Omit images. Retype all entries verbatim.

**Material supplied**
-*-
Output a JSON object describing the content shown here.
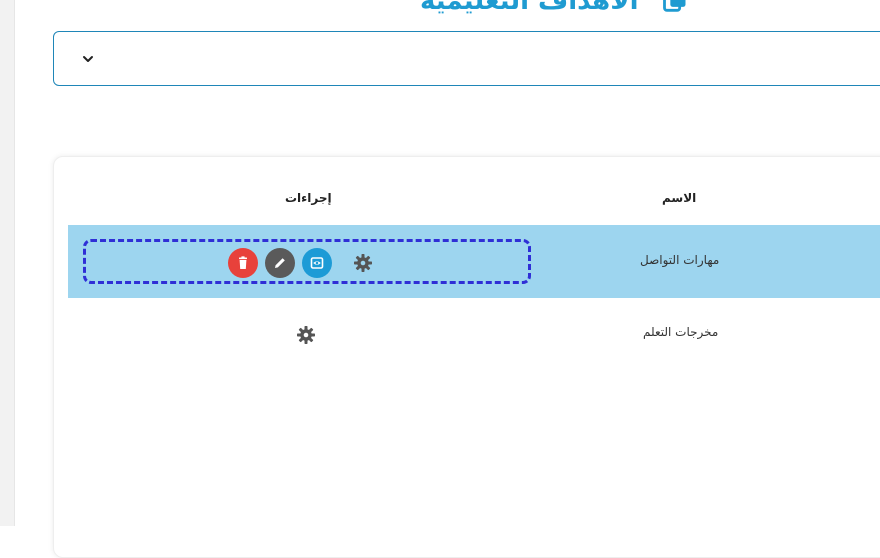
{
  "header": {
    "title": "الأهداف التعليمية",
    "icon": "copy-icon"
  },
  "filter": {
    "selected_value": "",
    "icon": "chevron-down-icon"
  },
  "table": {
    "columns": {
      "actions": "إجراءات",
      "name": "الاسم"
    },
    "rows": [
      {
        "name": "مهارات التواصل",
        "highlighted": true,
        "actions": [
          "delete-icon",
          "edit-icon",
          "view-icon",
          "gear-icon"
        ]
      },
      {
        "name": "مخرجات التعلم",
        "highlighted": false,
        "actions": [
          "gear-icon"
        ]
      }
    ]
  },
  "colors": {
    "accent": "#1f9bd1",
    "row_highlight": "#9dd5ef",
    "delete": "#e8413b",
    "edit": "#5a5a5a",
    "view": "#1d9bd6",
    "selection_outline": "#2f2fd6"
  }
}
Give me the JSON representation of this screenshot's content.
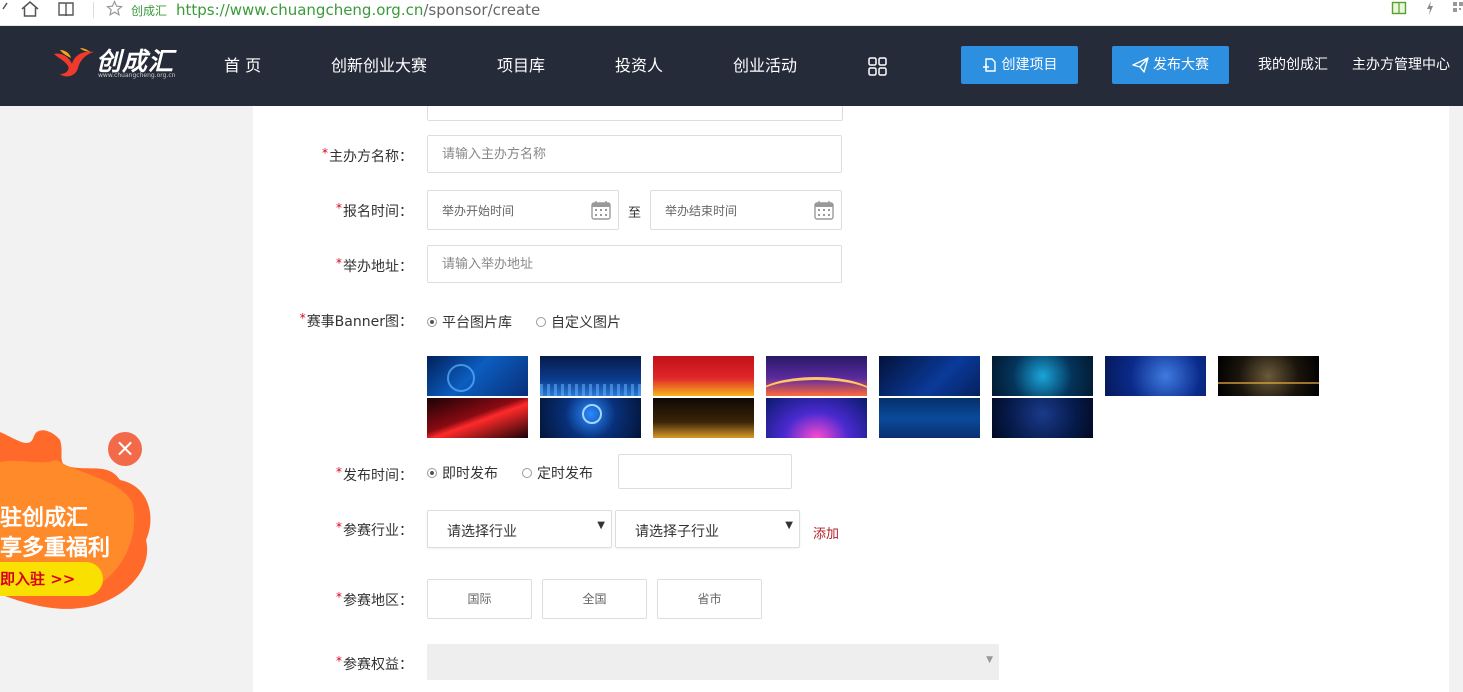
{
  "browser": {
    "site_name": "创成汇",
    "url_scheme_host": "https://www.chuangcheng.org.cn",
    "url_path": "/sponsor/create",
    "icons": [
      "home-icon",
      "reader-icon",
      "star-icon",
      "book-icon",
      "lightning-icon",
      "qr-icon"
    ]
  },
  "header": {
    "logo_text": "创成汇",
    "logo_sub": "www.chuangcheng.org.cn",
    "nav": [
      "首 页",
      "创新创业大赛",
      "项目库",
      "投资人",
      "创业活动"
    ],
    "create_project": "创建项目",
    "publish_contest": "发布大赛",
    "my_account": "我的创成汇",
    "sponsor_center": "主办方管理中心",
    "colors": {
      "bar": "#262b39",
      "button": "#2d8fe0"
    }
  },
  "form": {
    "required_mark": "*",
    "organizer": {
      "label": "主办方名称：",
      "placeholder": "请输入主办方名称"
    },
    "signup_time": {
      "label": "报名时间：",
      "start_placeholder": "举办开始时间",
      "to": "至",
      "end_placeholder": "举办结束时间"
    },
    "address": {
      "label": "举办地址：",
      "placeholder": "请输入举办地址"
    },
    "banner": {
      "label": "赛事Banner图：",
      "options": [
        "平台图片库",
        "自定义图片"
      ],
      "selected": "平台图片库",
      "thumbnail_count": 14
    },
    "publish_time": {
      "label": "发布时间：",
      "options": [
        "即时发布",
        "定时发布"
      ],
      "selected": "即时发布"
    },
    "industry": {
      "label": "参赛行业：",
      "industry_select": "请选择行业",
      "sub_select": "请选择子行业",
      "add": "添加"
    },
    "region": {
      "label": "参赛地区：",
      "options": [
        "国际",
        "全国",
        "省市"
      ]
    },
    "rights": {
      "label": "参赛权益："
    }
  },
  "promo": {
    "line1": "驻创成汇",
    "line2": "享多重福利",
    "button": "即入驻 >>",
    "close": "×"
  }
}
-*-
**Result of this exercise**
Output a JSON object describing the content shown here.
{
  "header": {
    "title": "الأهداف التعليمية",
    "icon": "copy-icon"
  },
  "filter": {
    "selected_value": "",
    "icon": "chevron-down-icon"
  },
  "table": {
    "columns": {
      "actions": "إجراءات",
      "name": "الاسم"
    },
    "rows": [
      {
        "name": "مهارات التواصل",
        "highlighted": true,
        "actions": [
          "delete-icon",
          "edit-icon",
          "view-icon",
          "gear-icon"
        ]
      },
      {
        "name": "مخرجات التعلم",
        "highlighted": false,
        "actions": [
          "gear-icon"
        ]
      }
    ]
  },
  "colors": {
    "accent": "#1f9bd1",
    "row_highlight": "#9dd5ef",
    "delete": "#e8413b",
    "edit": "#5a5a5a",
    "view": "#1d9bd6",
    "selection_outline": "#2f2fd6"
  }
}
Give me the JSON representation of this screenshot's content.
{
  "browser": {
    "site_name": "创成汇",
    "url_scheme_host": "https://www.chuangcheng.org.cn",
    "url_path": "/sponsor/create",
    "icons": [
      "home-icon",
      "reader-icon",
      "star-icon",
      "book-icon",
      "lightning-icon",
      "qr-icon"
    ]
  },
  "header": {
    "logo_text": "创成汇",
    "logo_sub": "www.chuangcheng.org.cn",
    "nav": [
      "首 页",
      "创新创业大赛",
      "项目库",
      "投资人",
      "创业活动"
    ],
    "create_project": "创建项目",
    "publish_contest": "发布大赛",
    "my_account": "我的创成汇",
    "sponsor_center": "主办方管理中心",
    "colors": {
      "bar": "#262b39",
      "button": "#2d8fe0"
    }
  },
  "form": {
    "required_mark": "*",
    "organizer": {
      "label": "主办方名称：",
      "placeholder": "请输入主办方名称"
    },
    "signup_time": {
      "label": "报名时间：",
      "start_placeholder": "举办开始时间",
      "to": "至",
      "end_placeholder": "举办结束时间"
    },
    "address": {
      "label": "举办地址：",
      "placeholder": "请输入举办地址"
    },
    "banner": {
      "label": "赛事Banner图：",
      "options": [
        "平台图片库",
        "自定义图片"
      ],
      "selected": "平台图片库",
      "thumbnail_count": 14
    },
    "publish_time": {
      "label": "发布时间：",
      "options": [
        "即时发布",
        "定时发布"
      ],
      "selected": "即时发布"
    },
    "industry": {
      "label": "参赛行业：",
      "industry_select": "请选择行业",
      "sub_select": "请选择子行业",
      "add": "添加"
    },
    "region": {
      "label": "参赛地区：",
      "options": [
        "国际",
        "全国",
        "省市"
      ]
    },
    "rights": {
      "label": "参赛权益："
    }
  },
  "promo": {
    "line1": "驻创成汇",
    "line2": "享多重福利",
    "button": "即入驻 >>",
    "close": "×"
  }
}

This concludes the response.